(begin)

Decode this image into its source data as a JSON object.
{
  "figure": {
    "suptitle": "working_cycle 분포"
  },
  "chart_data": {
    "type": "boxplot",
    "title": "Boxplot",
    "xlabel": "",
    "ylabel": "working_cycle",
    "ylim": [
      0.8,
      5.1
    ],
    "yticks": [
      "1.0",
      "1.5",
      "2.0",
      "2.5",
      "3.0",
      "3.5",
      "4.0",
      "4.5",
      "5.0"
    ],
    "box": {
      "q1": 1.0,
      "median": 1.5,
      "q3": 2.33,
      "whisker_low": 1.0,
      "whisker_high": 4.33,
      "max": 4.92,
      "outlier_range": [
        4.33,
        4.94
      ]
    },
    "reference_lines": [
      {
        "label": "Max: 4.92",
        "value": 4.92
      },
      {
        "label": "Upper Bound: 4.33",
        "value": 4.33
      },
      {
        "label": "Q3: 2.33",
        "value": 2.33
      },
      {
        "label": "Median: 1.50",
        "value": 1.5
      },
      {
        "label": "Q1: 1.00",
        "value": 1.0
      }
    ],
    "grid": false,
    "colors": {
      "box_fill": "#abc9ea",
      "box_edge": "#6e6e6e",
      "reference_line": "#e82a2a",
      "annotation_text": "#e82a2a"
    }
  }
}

(end)
(begin)

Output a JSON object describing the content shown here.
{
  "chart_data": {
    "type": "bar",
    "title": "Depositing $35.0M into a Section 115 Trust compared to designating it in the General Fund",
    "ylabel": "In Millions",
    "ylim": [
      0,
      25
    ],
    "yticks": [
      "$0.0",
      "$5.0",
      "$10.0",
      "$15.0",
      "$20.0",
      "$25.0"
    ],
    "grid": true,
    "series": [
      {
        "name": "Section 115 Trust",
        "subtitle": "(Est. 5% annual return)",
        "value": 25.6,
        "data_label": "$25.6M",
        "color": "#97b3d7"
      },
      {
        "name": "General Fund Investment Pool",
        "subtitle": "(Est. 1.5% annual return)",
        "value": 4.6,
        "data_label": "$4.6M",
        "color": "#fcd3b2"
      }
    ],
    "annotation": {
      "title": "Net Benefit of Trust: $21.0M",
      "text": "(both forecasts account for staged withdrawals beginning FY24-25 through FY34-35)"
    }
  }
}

(end)

__The request__
Within the listing above, copy each line that has the string "JSON".

__Written reply__
Decode this image into its source data as a JSON object.
Output a JSON object describing the content shown here.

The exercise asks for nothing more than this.